§ Task details
Give all of the lines again, with nothing added or dropped.

§ Supplied entries
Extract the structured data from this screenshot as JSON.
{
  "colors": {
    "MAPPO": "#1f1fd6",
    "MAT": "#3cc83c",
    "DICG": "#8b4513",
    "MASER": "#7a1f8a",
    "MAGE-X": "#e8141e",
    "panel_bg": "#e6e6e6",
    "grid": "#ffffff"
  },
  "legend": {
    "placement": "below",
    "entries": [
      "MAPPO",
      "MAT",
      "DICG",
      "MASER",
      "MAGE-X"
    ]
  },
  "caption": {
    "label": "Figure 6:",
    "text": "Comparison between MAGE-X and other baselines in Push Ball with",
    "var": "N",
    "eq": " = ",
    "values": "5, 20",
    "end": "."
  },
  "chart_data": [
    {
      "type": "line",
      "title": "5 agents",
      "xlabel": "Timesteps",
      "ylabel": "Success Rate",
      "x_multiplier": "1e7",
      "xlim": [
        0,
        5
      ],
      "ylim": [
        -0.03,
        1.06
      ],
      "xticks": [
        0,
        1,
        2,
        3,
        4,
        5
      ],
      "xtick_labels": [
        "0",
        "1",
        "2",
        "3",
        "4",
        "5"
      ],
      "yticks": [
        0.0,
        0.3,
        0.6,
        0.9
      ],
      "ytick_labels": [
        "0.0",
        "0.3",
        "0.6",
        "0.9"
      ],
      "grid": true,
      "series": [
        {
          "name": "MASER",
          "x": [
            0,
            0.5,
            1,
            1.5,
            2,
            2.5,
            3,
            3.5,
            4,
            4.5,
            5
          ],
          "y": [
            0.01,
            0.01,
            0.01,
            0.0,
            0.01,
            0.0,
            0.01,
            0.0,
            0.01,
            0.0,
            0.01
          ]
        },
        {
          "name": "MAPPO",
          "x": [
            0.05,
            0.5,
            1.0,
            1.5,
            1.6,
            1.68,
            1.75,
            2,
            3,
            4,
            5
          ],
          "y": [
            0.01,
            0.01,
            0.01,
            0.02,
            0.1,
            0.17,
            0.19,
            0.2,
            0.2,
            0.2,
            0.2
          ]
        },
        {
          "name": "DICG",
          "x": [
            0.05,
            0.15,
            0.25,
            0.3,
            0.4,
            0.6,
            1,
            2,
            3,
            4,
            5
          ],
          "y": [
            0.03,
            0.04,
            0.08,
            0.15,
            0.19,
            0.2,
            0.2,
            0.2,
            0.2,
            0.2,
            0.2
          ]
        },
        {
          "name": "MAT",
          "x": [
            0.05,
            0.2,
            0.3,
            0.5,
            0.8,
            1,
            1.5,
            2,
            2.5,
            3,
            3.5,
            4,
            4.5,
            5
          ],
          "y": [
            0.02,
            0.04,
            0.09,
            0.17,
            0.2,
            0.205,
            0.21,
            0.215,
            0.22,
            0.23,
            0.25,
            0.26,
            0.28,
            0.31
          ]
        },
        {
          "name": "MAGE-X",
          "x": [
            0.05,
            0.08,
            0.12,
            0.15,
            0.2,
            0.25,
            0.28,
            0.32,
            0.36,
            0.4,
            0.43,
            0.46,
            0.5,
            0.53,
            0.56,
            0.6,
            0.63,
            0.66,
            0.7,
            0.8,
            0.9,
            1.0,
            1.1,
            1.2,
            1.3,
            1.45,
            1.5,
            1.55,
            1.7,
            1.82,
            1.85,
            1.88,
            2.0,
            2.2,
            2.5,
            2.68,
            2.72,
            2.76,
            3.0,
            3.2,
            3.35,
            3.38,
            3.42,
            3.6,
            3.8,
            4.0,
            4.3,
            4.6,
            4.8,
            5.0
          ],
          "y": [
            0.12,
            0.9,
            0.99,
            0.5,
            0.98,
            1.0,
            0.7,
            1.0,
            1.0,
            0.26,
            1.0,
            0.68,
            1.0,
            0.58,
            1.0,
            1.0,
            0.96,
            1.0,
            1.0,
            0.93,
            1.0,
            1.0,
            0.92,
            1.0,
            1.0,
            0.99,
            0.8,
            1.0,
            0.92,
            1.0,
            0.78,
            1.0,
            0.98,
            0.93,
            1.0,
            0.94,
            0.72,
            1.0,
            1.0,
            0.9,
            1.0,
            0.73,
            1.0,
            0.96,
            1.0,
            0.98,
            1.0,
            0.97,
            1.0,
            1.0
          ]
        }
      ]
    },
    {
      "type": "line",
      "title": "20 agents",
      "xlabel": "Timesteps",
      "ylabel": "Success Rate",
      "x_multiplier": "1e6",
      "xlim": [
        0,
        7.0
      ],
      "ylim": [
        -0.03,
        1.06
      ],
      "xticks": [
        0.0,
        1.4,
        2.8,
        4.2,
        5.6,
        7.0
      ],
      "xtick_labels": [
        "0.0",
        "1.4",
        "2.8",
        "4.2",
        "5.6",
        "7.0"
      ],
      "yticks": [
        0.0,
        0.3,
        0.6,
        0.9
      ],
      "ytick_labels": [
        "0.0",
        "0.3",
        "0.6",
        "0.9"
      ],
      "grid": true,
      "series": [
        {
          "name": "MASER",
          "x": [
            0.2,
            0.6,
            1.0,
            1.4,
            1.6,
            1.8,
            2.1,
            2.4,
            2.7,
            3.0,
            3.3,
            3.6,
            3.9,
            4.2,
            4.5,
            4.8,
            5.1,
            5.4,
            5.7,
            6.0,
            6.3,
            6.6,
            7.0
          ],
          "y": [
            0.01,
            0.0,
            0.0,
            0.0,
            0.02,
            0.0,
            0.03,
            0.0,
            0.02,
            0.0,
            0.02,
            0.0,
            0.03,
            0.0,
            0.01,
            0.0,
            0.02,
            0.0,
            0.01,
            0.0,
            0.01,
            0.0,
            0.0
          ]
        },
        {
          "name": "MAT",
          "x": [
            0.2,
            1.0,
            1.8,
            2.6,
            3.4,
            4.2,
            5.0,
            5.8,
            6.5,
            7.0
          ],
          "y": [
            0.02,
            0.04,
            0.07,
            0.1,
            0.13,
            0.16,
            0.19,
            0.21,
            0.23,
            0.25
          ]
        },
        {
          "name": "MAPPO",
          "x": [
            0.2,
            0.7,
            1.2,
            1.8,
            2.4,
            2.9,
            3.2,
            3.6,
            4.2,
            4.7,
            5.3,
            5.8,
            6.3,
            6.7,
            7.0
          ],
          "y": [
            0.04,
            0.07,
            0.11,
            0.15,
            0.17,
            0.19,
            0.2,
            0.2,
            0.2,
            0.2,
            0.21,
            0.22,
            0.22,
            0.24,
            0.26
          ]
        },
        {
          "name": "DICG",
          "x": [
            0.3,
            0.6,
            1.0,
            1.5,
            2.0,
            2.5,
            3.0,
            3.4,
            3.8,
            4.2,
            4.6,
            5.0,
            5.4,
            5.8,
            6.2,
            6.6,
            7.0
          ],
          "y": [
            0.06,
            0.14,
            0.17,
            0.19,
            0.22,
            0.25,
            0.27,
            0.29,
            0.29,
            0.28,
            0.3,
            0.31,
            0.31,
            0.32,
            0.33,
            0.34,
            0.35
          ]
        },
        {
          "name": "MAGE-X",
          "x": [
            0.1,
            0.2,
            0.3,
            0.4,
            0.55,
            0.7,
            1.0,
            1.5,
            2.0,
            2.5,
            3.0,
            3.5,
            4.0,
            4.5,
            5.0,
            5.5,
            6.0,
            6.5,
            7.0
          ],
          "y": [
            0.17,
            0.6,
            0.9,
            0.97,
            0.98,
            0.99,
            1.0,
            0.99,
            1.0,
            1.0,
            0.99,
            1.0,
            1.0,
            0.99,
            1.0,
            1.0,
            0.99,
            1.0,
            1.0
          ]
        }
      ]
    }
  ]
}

§ Completed exercise
Extract the structured data from this screenshot as JSON.
{
  "colors": {
    "MAPPO": "#1f1fd6",
    "MAT": "#3cc83c",
    "DICG": "#8b4513",
    "MASER": "#7a1f8a",
    "MAGE-X": "#e8141e",
    "panel_bg": "#e6e6e6",
    "grid": "#ffffff"
  },
  "legend": {
    "placement": "below",
    "entries": [
      "MAPPO",
      "MAT",
      "DICG",
      "MASER",
      "MAGE-X"
    ]
  },
  "caption": {
    "label": "Figure 6:",
    "text": "Comparison between MAGE-X and other baselines in Push Ball with",
    "var": "N",
    "eq": " = ",
    "values": "5, 20",
    "end": "."
  },
  "chart_data": [
    {
      "type": "line",
      "title": "5 agents",
      "xlabel": "Timesteps",
      "ylabel": "Success Rate",
      "x_multiplier": "1e7",
      "xlim": [
        0,
        5
      ],
      "ylim": [
        -0.03,
        1.06
      ],
      "xticks": [
        0,
        1,
        2,
        3,
        4,
        5
      ],
      "xtick_labels": [
        "0",
        "1",
        "2",
        "3",
        "4",
        "5"
      ],
      "yticks": [
        0.0,
        0.3,
        0.6,
        0.9
      ],
      "ytick_labels": [
        "0.0",
        "0.3",
        "0.6",
        "0.9"
      ],
      "grid": true,
      "series": [
        {
          "name": "MASER",
          "x": [
            0,
            0.5,
            1,
            1.5,
            2,
            2.5,
            3,
            3.5,
            4,
            4.5,
            5
          ],
          "y": [
            0.01,
            0.01,
            0.01,
            0.0,
            0.01,
            0.0,
            0.01,
            0.0,
            0.01,
            0.0,
            0.01
          ]
        },
        {
          "name": "MAPPO",
          "x": [
            0.05,
            0.5,
            1.0,
            1.5,
            1.6,
            1.68,
            1.75,
            2,
            3,
            4,
            5
          ],
          "y": [
            0.01,
            0.01,
            0.01,
            0.02,
            0.1,
            0.17,
            0.19,
            0.2,
            0.2,
            0.2,
            0.2
          ]
        },
        {
          "name": "DICG",
          "x": [
            0.05,
            0.15,
            0.25,
            0.3,
            0.4,
            0.6,
            1,
            2,
            3,
            4,
            5
          ],
          "y": [
            0.03,
            0.04,
            0.08,
            0.15,
            0.19,
            0.2,
            0.2,
            0.2,
            0.2,
            0.2,
            0.2
          ]
        },
        {
          "name": "MAT",
          "x": [
            0.05,
            0.2,
            0.3,
            0.5,
            0.8,
            1,
            1.5,
            2,
            2.5,
            3,
            3.5,
            4,
            4.5,
            5
          ],
          "y": [
            0.02,
            0.04,
            0.09,
            0.17,
            0.2,
            0.205,
            0.21,
            0.215,
            0.22,
            0.23,
            0.25,
            0.26,
            0.28,
            0.31
          ]
        },
        {
          "name": "MAGE-X",
          "x": [
            0.05,
            0.08,
            0.12,
            0.15,
            0.2,
            0.25,
            0.28,
            0.32,
            0.36,
            0.4,
            0.43,
            0.46,
            0.5,
            0.53,
            0.56,
            0.6,
            0.63,
            0.66,
            0.7,
            0.8,
            0.9,
            1.0,
            1.1,
            1.2,
            1.3,
            1.45,
            1.5,
            1.55,
            1.7,
            1.82,
            1.85,
            1.88,
            2.0,
            2.2,
            2.5,
            2.68,
            2.72,
            2.76,
            3.0,
            3.2,
            3.35,
            3.38,
            3.42,
            3.6,
            3.8,
            4.0,
            4.3,
            4.6,
            4.8,
            5.0
          ],
          "y": [
            0.12,
            0.9,
            0.99,
            0.5,
            0.98,
            1.0,
            0.7,
            1.0,
            1.0,
            0.26,
            1.0,
            0.68,
            1.0,
            0.58,
            1.0,
            1.0,
            0.96,
            1.0,
            1.0,
            0.93,
            1.0,
            1.0,
            0.92,
            1.0,
            1.0,
            0.99,
            0.8,
            1.0,
            0.92,
            1.0,
            0.78,
            1.0,
            0.98,
            0.93,
            1.0,
            0.94,
            0.72,
            1.0,
            1.0,
            0.9,
            1.0,
            0.73,
            1.0,
            0.96,
            1.0,
            0.98,
            1.0,
            0.97,
            1.0,
            1.0
          ]
        }
      ]
    },
    {
      "type": "line",
      "title": "20 agents",
      "xlabel": "Timesteps",
      "ylabel": "Success Rate",
      "x_multiplier": "1e6",
      "xlim": [
        0,
        7.0
      ],
      "ylim": [
        -0.03,
        1.06
      ],
      "xticks": [
        0.0,
        1.4,
        2.8,
        4.2,
        5.6,
        7.0
      ],
      "xtick_labels": [
        "0.0",
        "1.4",
        "2.8",
        "4.2",
        "5.6",
        "7.0"
      ],
      "yticks": [
        0.0,
        0.3,
        0.6,
        0.9
      ],
      "ytick_labels": [
        "0.0",
        "0.3",
        "0.6",
        "0.9"
      ],
      "grid": true,
      "series": [
        {
          "name": "MASER",
          "x": [
            0.2,
            0.6,
            1.0,
            1.4,
            1.6,
            1.8,
            2.1,
            2.4,
            2.7,
            3.0,
            3.3,
            3.6,
            3.9,
            4.2,
            4.5,
            4.8,
            5.1,
            5.4,
            5.7,
            6.0,
            6.3,
            6.6,
            7.0
          ],
          "y": [
            0.01,
            0.0,
            0.0,
            0.0,
            0.02,
            0.0,
            0.03,
            0.0,
            0.02,
            0.0,
            0.02,
            0.0,
            0.03,
            0.0,
            0.01,
            0.0,
            0.02,
            0.0,
            0.01,
            0.0,
            0.01,
            0.0,
            0.0
          ]
        },
        {
          "name": "MAT",
          "x": [
            0.2,
            1.0,
            1.8,
            2.6,
            3.4,
            4.2,
            5.0,
            5.8,
            6.5,
            7.0
          ],
          "y": [
            0.02,
            0.04,
            0.07,
            0.1,
            0.13,
            0.16,
            0.19,
            0.21,
            0.23,
            0.25
          ]
        },
        {
          "name": "MAPPO",
          "x": [
            0.2,
            0.7,
            1.2,
            1.8,
            2.4,
            2.9,
            3.2,
            3.6,
            4.2,
            4.7,
            5.3,
            5.8,
            6.3,
            6.7,
            7.0
          ],
          "y": [
            0.04,
            0.07,
            0.11,
            0.15,
            0.17,
            0.19,
            0.2,
            0.2,
            0.2,
            0.2,
            0.21,
            0.22,
            0.22,
            0.24,
            0.26
          ]
        },
        {
          "name": "DICG",
          "x": [
            0.3,
            0.6,
            1.0,
            1.5,
            2.0,
            2.5,
            3.0,
            3.4,
            3.8,
            4.2,
            4.6,
            5.0,
            5.4,
            5.8,
            6.2,
            6.6,
            7.0
          ],
          "y": [
            0.06,
            0.14,
            0.17,
            0.19,
            0.22,
            0.25,
            0.27,
            0.29,
            0.29,
            0.28,
            0.3,
            0.31,
            0.31,
            0.32,
            0.33,
            0.34,
            0.35
          ]
        },
        {
          "name": "MAGE-X",
          "x": [
            0.1,
            0.2,
            0.3,
            0.4,
            0.55,
            0.7,
            1.0,
            1.5,
            2.0,
            2.5,
            3.0,
            3.5,
            4.0,
            4.5,
            5.0,
            5.5,
            6.0,
            6.5,
            7.0
          ],
          "y": [
            0.17,
            0.6,
            0.9,
            0.97,
            0.98,
            0.99,
            1.0,
            0.99,
            1.0,
            1.0,
            0.99,
            1.0,
            1.0,
            0.99,
            1.0,
            1.0,
            0.99,
            1.0,
            1.0
          ]
        }
      ]
    }
  ]
}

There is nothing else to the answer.